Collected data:
=-=-=

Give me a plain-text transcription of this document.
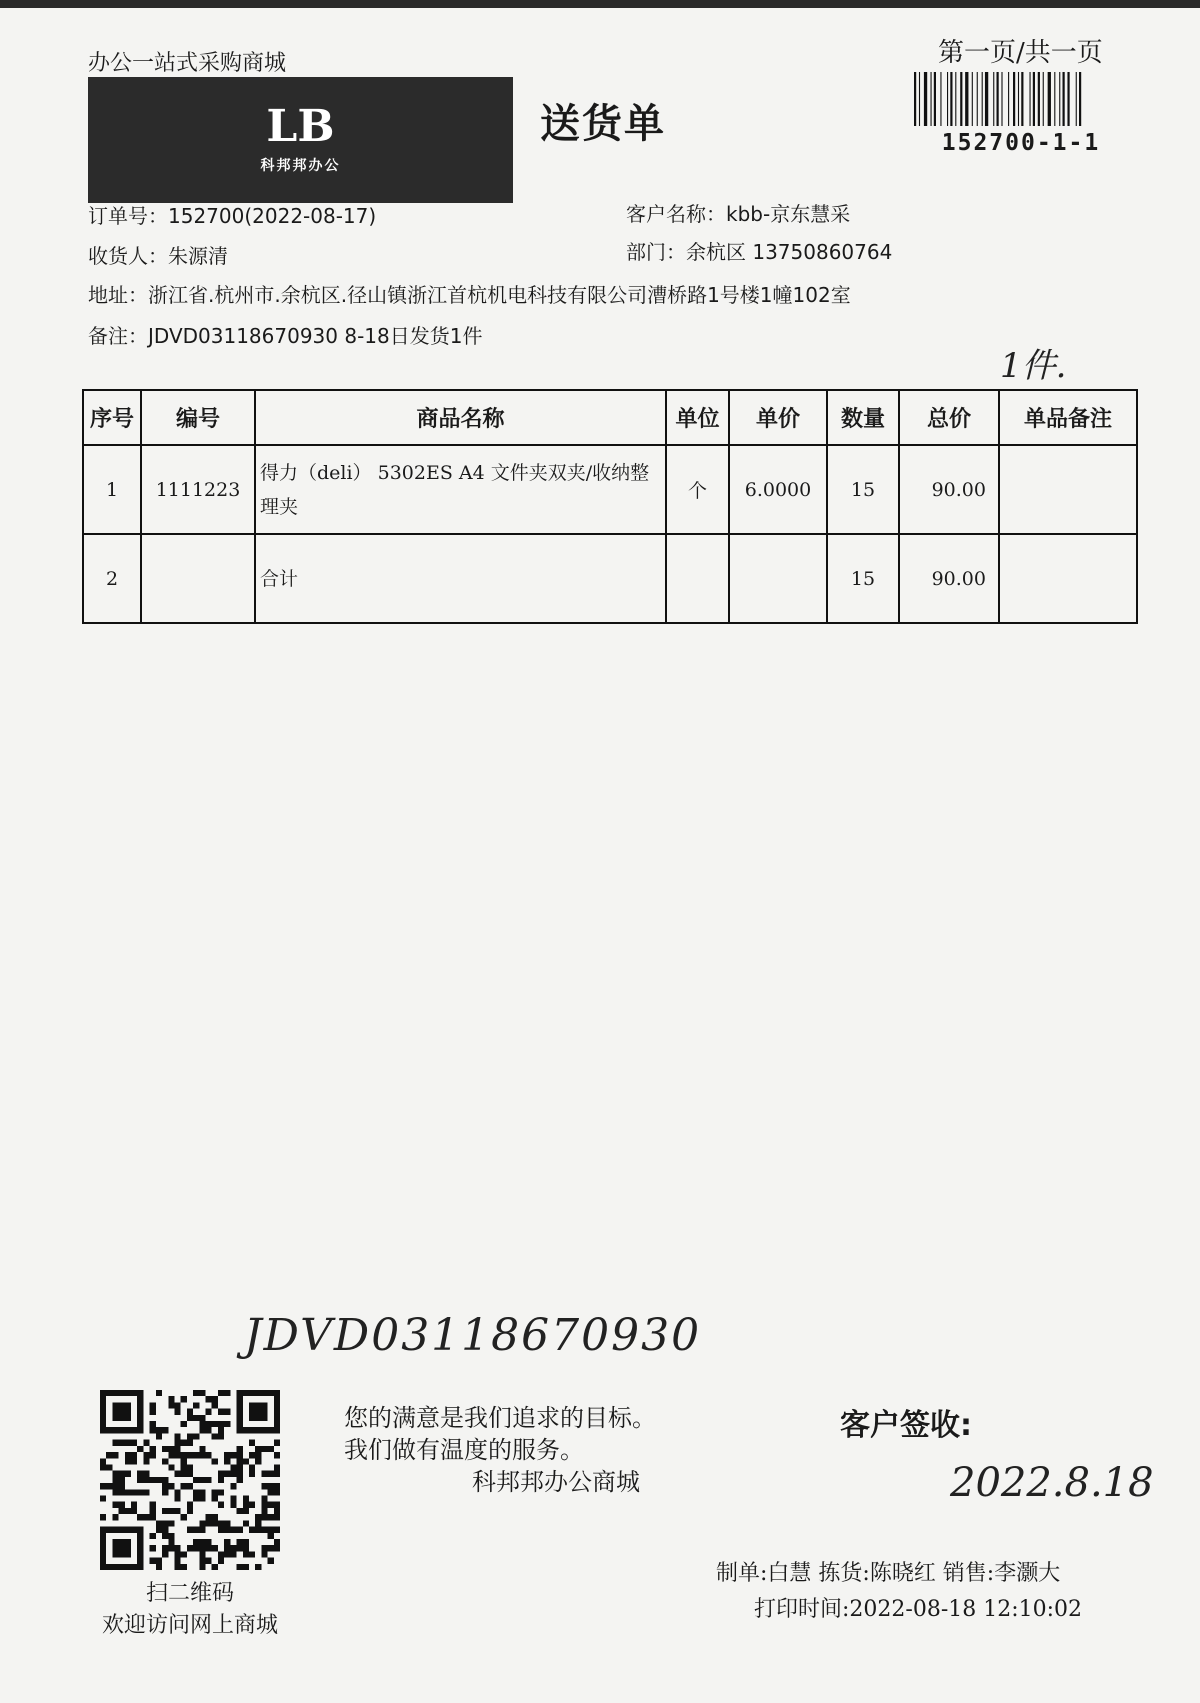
办公一站式采购商城
LB
科邦邦办公
送货单
第一页/共一页
152700-1-1
订单号：152700(2022-08-17)
收货人：朱源清
客户名称：kbb-京东慧采
部门：余杭区 13750860764
地址：浙江省.杭州市.余杭区.径山镇浙江首杭机电科技有限公司漕桥路1号楼1幢102室
备注：JDVD03118670930 8-18日发货1件
1件.
序号	编号	商品名称	单位	单价	数量	总价	单品备注
1	1111223	得力（deli） 5302ES A4 文件夹双夹/收纳整理夹	个	6.0000	15	90.00	
2		合计			15	90.00	
JDVD03118670930
扫二维码
欢迎访问网上商城
您的满意是我们追求的目标。
我们做有温度的服务。
科邦邦办公商城
客户签收:
2022.8.18
制单:白慧 拣货:陈晓红 销售:李灏大
打印时间:2022-08-18 12:10:02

=-=-=

■ PROBLEM DETAILS: Your task is to repeat the data above exactly while excluding the pictures.

■ EXERCISE RESPONSE:
Give me a plain-text transcription of this document.
办公一站式采购商城
LB
科邦邦办公
送货单
第一页/共一页
152700-1-1
订单号：152700(2022-08-17)
收货人：朱源清
客户名称：kbb-京东慧采
部门：余杭区 13750860764
地址：浙江省.杭州市.余杭区.径山镇浙江首杭机电科技有限公司漕桥路1号楼1幢102室
备注：JDVD03118670930 8-18日发货1件
1件.
序号	编号	商品名称	单位	单价	数量	总价	单品备注
1	1111223	得力（deli） 5302ES A4 文件夹双夹/收纳整理夹	个	6.0000	15	90.00	
2		合计			15	90.00	
JDVD03118670930
扫二维码
欢迎访问网上商城
您的满意是我们追求的目标。
我们做有温度的服务。
科邦邦办公商城
客户签收:
2022.8.18
制单:白慧 拣货:陈晓红 销售:李灏大
打印时间:2022-08-18 12:10:02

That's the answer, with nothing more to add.